◆ **WHAT YOU NEED TO DO**
Show every line that has the string "accessibility" in it.

>> BEGIN

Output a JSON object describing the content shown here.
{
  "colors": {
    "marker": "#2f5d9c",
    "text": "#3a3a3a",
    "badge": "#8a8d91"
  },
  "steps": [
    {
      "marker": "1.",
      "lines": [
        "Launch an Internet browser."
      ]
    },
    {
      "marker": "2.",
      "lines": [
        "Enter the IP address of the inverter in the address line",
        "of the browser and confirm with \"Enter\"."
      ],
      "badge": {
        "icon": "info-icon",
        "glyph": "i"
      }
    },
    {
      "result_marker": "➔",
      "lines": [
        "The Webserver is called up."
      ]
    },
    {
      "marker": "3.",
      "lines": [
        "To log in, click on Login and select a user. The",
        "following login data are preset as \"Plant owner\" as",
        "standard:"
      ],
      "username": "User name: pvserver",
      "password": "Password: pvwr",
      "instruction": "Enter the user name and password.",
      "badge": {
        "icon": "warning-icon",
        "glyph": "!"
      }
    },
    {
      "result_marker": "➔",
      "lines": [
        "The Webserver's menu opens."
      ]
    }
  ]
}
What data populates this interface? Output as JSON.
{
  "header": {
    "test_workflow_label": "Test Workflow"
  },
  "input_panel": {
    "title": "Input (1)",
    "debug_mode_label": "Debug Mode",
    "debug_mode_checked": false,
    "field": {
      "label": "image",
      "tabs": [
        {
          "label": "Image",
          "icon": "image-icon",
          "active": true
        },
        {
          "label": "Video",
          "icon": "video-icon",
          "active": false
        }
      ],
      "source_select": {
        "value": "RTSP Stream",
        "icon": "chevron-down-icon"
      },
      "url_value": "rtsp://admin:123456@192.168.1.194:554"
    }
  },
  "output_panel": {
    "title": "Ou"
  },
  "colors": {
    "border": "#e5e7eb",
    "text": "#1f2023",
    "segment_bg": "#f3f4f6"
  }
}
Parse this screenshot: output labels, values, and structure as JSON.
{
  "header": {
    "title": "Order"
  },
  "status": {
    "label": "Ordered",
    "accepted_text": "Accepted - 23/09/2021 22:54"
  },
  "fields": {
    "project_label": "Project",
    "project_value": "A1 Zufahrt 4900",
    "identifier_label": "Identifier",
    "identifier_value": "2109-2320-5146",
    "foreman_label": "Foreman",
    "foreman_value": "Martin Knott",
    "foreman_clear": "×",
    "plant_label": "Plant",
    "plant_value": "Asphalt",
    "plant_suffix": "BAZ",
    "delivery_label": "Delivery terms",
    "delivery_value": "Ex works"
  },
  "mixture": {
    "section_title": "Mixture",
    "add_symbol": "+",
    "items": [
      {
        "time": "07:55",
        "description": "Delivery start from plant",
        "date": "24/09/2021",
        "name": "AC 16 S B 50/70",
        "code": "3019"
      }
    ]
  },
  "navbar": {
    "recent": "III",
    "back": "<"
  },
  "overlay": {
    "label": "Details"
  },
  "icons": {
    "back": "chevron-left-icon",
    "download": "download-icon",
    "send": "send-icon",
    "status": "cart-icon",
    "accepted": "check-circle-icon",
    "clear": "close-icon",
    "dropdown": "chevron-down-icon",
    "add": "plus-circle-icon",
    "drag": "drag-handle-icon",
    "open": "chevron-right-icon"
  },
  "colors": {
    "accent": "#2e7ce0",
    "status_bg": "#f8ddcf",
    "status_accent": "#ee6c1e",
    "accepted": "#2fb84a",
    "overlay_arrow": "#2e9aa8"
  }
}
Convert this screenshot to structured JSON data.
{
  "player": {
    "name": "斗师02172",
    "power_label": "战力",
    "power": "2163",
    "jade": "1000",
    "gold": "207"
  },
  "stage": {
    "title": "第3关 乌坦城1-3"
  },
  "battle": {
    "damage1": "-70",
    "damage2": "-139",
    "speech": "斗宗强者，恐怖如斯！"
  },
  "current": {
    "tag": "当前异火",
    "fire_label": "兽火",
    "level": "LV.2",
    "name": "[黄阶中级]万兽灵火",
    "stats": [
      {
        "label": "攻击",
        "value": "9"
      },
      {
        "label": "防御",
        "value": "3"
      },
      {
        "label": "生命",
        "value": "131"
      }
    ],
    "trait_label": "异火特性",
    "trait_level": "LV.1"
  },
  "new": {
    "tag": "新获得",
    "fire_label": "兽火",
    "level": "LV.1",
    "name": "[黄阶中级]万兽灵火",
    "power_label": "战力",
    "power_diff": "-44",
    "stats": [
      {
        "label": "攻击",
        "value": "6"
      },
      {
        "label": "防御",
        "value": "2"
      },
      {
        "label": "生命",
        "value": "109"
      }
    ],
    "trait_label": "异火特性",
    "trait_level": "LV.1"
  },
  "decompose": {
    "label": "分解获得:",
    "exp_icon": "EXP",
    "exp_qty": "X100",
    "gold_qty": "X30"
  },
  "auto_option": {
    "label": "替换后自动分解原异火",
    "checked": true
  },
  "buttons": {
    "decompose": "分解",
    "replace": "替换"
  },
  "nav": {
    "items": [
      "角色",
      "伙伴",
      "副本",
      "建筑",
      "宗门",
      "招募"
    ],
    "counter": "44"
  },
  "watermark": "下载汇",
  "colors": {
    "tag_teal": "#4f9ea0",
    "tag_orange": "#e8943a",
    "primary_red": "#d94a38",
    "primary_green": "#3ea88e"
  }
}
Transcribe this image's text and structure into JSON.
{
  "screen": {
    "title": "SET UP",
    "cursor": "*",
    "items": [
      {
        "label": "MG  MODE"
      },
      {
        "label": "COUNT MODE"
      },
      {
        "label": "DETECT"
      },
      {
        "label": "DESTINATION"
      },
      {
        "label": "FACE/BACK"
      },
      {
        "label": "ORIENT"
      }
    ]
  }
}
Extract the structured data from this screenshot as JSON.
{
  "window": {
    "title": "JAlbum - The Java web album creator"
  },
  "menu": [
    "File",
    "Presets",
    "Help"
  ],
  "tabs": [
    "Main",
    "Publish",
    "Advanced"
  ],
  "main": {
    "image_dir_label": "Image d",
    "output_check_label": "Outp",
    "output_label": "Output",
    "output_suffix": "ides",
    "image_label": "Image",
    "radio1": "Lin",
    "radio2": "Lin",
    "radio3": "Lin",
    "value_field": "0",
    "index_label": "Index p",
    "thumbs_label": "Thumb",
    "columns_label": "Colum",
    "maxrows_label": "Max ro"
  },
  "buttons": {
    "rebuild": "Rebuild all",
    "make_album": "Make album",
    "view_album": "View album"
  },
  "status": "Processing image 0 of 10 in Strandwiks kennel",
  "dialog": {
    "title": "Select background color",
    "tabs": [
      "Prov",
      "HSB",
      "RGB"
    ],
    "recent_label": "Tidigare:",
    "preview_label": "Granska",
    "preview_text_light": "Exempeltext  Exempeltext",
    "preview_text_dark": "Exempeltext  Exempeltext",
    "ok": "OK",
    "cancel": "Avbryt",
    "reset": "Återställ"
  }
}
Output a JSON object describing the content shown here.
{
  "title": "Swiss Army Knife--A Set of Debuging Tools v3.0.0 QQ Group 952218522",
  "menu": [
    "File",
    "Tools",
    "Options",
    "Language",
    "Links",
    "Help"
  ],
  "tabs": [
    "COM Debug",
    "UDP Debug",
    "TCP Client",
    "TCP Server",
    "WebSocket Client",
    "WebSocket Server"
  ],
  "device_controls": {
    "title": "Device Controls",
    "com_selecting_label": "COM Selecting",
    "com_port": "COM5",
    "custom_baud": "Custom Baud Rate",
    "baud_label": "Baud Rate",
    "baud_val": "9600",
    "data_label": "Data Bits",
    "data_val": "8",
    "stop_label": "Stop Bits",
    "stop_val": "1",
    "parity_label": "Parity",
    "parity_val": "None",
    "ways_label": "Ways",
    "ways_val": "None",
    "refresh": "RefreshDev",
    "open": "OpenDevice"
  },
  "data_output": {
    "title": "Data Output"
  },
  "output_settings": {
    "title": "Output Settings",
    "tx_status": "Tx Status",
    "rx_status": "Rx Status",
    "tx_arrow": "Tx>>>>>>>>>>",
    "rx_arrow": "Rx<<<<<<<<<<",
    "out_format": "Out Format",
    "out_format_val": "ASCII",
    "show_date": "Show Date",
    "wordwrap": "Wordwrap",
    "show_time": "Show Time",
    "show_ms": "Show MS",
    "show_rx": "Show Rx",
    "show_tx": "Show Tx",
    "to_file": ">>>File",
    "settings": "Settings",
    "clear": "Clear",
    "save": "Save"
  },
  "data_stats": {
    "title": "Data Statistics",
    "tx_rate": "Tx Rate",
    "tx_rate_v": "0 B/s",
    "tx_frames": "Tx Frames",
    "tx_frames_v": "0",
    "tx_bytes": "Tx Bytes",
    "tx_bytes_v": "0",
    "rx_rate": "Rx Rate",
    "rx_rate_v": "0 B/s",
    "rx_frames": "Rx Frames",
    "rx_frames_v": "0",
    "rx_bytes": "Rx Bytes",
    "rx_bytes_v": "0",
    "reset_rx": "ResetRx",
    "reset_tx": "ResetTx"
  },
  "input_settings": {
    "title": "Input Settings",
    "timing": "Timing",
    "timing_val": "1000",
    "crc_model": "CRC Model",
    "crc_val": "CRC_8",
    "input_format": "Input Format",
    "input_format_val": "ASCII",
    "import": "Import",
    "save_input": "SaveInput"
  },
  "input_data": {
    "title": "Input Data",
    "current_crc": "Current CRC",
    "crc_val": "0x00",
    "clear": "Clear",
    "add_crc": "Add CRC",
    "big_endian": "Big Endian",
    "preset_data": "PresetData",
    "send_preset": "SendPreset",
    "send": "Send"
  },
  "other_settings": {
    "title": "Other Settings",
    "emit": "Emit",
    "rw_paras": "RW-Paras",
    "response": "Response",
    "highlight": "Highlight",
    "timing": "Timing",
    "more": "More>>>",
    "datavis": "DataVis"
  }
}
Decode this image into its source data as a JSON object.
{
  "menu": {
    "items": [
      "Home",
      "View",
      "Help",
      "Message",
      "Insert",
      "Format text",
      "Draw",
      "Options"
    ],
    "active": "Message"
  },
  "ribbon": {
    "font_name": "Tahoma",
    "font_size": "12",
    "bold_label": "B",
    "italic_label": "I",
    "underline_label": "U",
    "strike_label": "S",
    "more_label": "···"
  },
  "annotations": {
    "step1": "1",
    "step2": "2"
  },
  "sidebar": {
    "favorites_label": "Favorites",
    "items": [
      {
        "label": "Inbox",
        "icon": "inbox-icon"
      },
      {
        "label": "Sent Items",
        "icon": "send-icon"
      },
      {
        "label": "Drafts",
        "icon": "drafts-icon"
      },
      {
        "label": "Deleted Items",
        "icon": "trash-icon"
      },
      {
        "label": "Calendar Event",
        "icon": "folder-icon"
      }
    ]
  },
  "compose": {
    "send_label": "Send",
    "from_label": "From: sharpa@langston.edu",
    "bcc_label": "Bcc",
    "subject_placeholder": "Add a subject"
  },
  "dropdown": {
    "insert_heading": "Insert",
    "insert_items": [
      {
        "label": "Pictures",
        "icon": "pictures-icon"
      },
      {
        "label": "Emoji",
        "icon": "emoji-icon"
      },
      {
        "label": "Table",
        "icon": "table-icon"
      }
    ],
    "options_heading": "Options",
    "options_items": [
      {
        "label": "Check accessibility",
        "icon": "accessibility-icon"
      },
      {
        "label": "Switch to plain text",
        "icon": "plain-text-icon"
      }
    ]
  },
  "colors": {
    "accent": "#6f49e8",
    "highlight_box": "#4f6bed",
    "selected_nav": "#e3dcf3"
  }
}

>> END

◆ **FINISHED ANSWER**
        "label": "Check accessibility",
        "icon": "accessibility-icon"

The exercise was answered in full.